What to produce ->
Repeat every record below exactly, but leave out any pictures.

The records ->
--*--
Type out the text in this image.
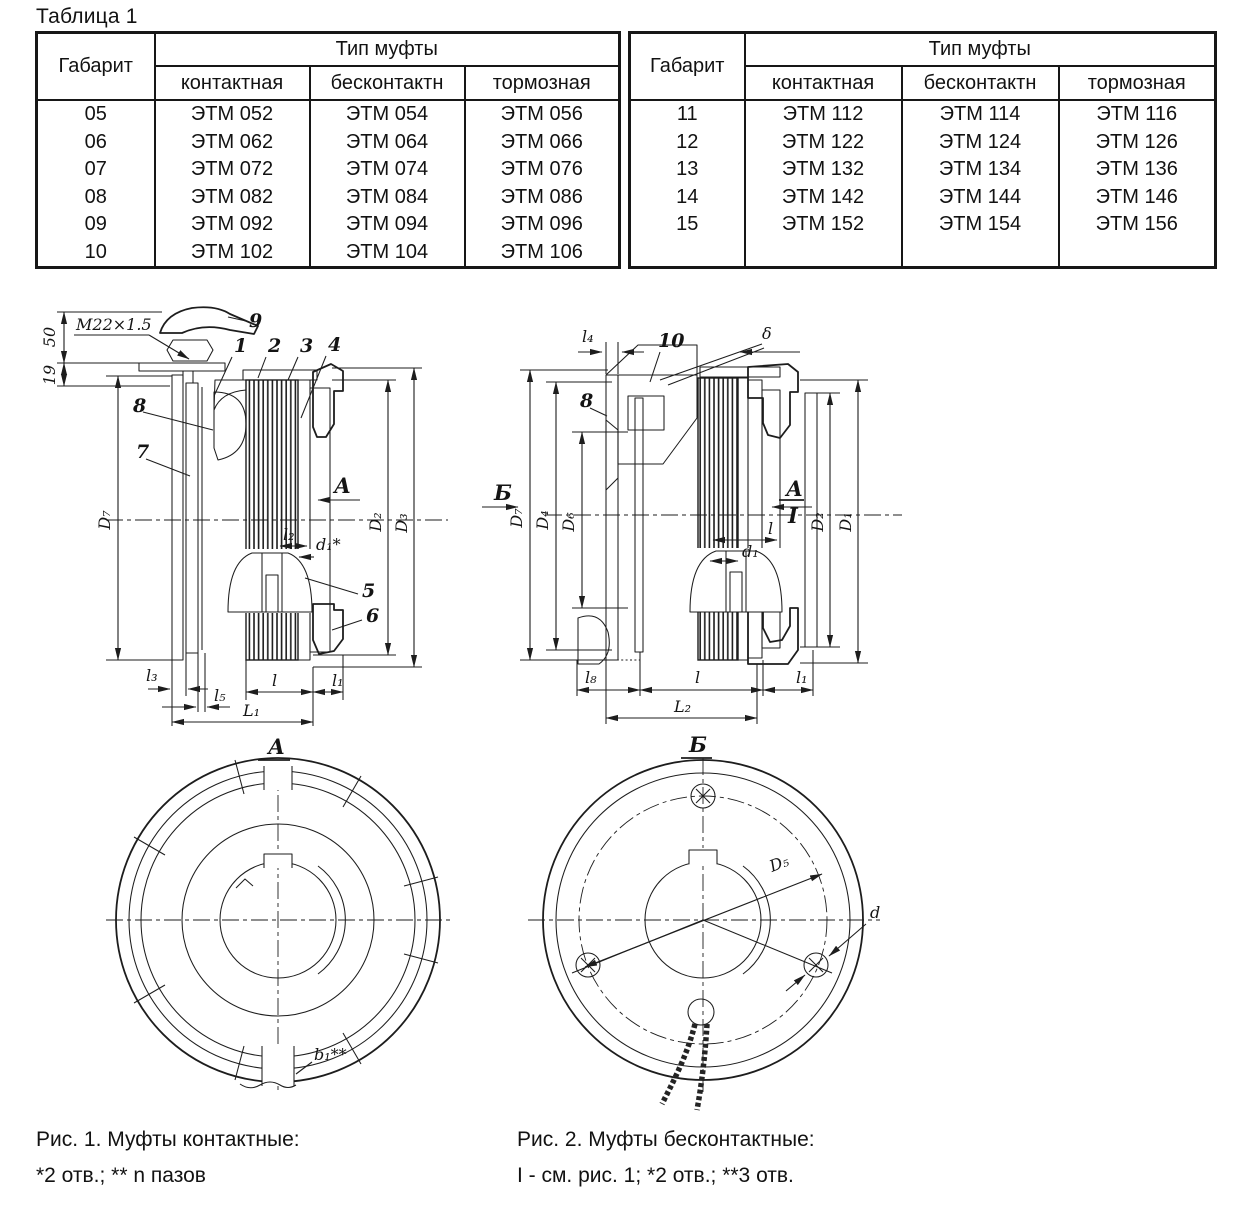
Таблица 1
Габарит	Тип муфты		
	контактная	бесконтактн	тормозная
05	ЭТМ 052	ЭТМ 054	ЭТМ 056
06	ЭТМ 062	ЭТМ 064	ЭТМ 066
07	ЭТМ 072	ЭТМ 074	ЭТМ 076
08	ЭТМ 082	ЭТМ 084	ЭТМ 086
09	ЭТМ 092	ЭТМ 094	ЭТМ 096
10	ЭТМ 102	ЭТМ 104	ЭТМ 106
Габарит	Тип муфты		
	контактная	бесконтактн	тормозная
11	ЭТМ 112	ЭТМ 114	ЭТМ 116
12	ЭТМ 122	ЭТМ 124	ЭТМ 126
13	ЭТМ 132	ЭТМ 134	ЭТМ 136
14	ЭТМ 142	ЭТМ 144	ЭТМ 146
15	ЭТМ 152	ЭТМ 154	ЭТМ 156

М22×1.5
50
19
l₂
d₁*
1 2 3 4
9
8
7
5
6
D₂ D₃
D₇
А
l₃
l₅
l	l₁
L₁
Б
l₄	10	δ
8
l
d₁
А
I
D₇ D₄ D₆	D₂ D₁
l₈	l	l₁
L₂
b₁**
А
D₅
d
Б
Рис. 1. Муфты контактные:
*2 отв.; ** n пазов
Рис. 2. Муфты бесконтактные:
I - см. рис. 1; *2 отв.; **3 отв.
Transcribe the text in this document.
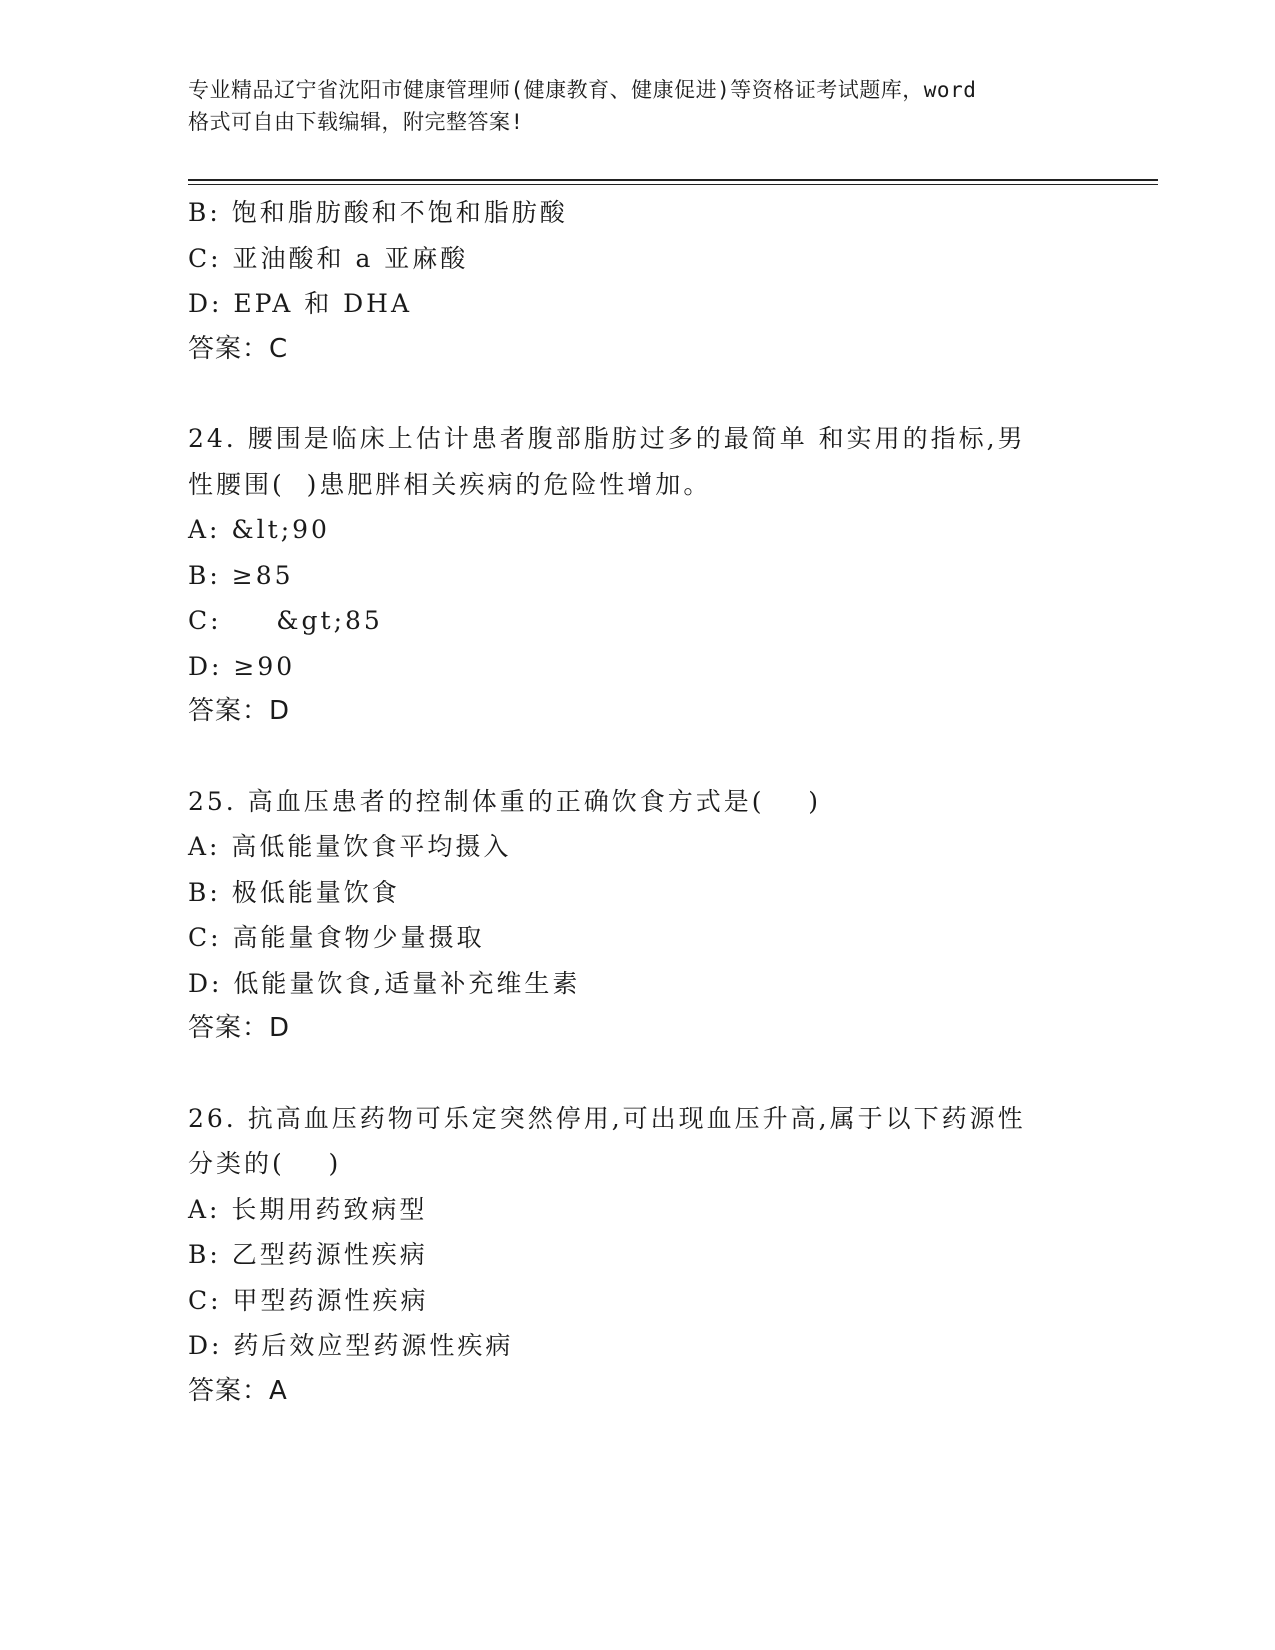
专业精品辽宁省沈阳市健康管理师(健康教育、健康促进)等资格证考试题库，word
格式可自由下载编辑，附完整答案!
B: 饱和脂肪酸和不饱和脂肪酸
C: 亚油酸和 a 亚麻酸
D: EPA 和 DHA
答案：C
24. 腰围是临床上估计患者腹部脂肪过多的最简单 和实用的指标,男
性腰围(  )患肥胖相关疾病的危险性增加。
A: &lt;90
B: ≥85
C:     &gt;85
D: ≥90
答案：D
25. 高血压患者的控制体重的正确饮食方式是(    )
A: 高低能量饮食平均摄入
B: 极低能量饮食
C: 高能量食物少量摄取
D: 低能量饮食,适量补充维生素
答案：D
26. 抗高血压药物可乐定突然停用,可出现血压升高,属于以下药源性
分类的(    )
A: 长期用药致病型
B: 乙型药源性疾病
C: 甲型药源性疾病
D: 药后效应型药源性疾病
答案：A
--*--
Task result ->
Type out the text in this image.
Таблица 1
Габарит	Тип муфты		
	контактная	бесконтактн	тормозная
05	ЭТМ 052	ЭТМ 054	ЭТМ 056
06	ЭТМ 062	ЭТМ 064	ЭТМ 066
07	ЭТМ 072	ЭТМ 074	ЭТМ 076
08	ЭТМ 082	ЭТМ 084	ЭТМ 086
09	ЭТМ 092	ЭТМ 094	ЭТМ 096
10	ЭТМ 102	ЭТМ 104	ЭТМ 106
Габарит	Тип муфты		
	контактная	бесконтактн	тормозная
11	ЭТМ 112	ЭТМ 114	ЭТМ 116
12	ЭТМ 122	ЭТМ 124	ЭТМ 126
13	ЭТМ 132	ЭТМ 134	ЭТМ 136
14	ЭТМ 142	ЭТМ 144	ЭТМ 146
15	ЭТМ 152	ЭТМ 154	ЭТМ 156

М22×1.5
50
19
l₂
d₁*
1 2 3 4
9
8
7
5
6
D₂ D₃
D₇
А
l₃
l₅
l	l₁
L₁
Б
l₄	10	δ
8
l
d₁
А
I
D₇ D₄ D₆	D₂ D₁
l₈	l	l₁
L₂
b₁**
А
D₅
d
Б
Рис. 1. Муфты контактные:
*2 отв.; ** n пазов
Рис. 2. Муфты бесконтактные:
I - см. рис. 1; *2 отв.; **3 отв.
Transcribe the text in this document.
专业精品辽宁省沈阳市健康管理师(健康教育、健康促进)等资格证考试题库，word
格式可自由下载编辑，附完整答案!
B: 饱和脂肪酸和不饱和脂肪酸
C: 亚油酸和 a 亚麻酸
D: EPA 和 DHA
答案：C
24. 腰围是临床上估计患者腹部脂肪过多的最简单 和实用的指标,男
性腰围(  )患肥胖相关疾病的危险性增加。
A: &lt;90
B: ≥85
C:     &gt;85
D: ≥90
答案：D
25. 高血压患者的控制体重的正确饮食方式是(    )
A: 高低能量饮食平均摄入
B: 极低能量饮食
C: 高能量食物少量摄取
D: 低能量饮食,适量补充维生素
答案：D
26. 抗高血压药物可乐定突然停用,可出现血压升高,属于以下药源性
分类的(    )
A: 长期用药致病型
B: 乙型药源性疾病
C: 甲型药源性疾病
D: 药后效应型药源性疾病
答案：A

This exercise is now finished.